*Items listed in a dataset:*
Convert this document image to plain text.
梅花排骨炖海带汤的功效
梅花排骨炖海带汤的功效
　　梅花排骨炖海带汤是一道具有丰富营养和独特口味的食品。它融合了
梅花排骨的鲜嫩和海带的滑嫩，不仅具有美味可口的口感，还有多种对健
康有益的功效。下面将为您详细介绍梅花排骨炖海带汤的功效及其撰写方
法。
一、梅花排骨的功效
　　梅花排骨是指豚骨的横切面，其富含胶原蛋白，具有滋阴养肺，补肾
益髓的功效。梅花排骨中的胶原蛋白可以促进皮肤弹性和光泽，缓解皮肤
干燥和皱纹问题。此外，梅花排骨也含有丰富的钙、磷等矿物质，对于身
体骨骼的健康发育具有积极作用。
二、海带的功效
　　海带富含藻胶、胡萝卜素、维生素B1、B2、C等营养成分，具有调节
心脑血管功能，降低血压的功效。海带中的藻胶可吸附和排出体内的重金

*Task goal:* Transcribe every entry exactly, omitting nothing.

*Final answer:*
Convert this document image to plain text.
梅花排骨炖海带汤的功效
梅花排骨炖海带汤的功效
　　梅花排骨炖海带汤是一道具有丰富营养和独特口味的食品。它融合了
梅花排骨的鲜嫩和海带的滑嫩，不仅具有美味可口的口感，还有多种对健
康有益的功效。下面将为您详细介绍梅花排骨炖海带汤的功效及其撰写方
法。
一、梅花排骨的功效
　　梅花排骨是指豚骨的横切面，其富含胶原蛋白，具有滋阴养肺，补肾
益髓的功效。梅花排骨中的胶原蛋白可以促进皮肤弹性和光泽，缓解皮肤
干燥和皱纹问题。此外，梅花排骨也含有丰富的钙、磷等矿物质，对于身
体骨骼的健康发育具有积极作用。
二、海带的功效
　　海带富含藻胶、胡萝卜素、维生素B1、B2、C等营养成分，具有调节
心脑血管功能，降低血压的功效。海带中的藻胶可吸附和排出体内的重金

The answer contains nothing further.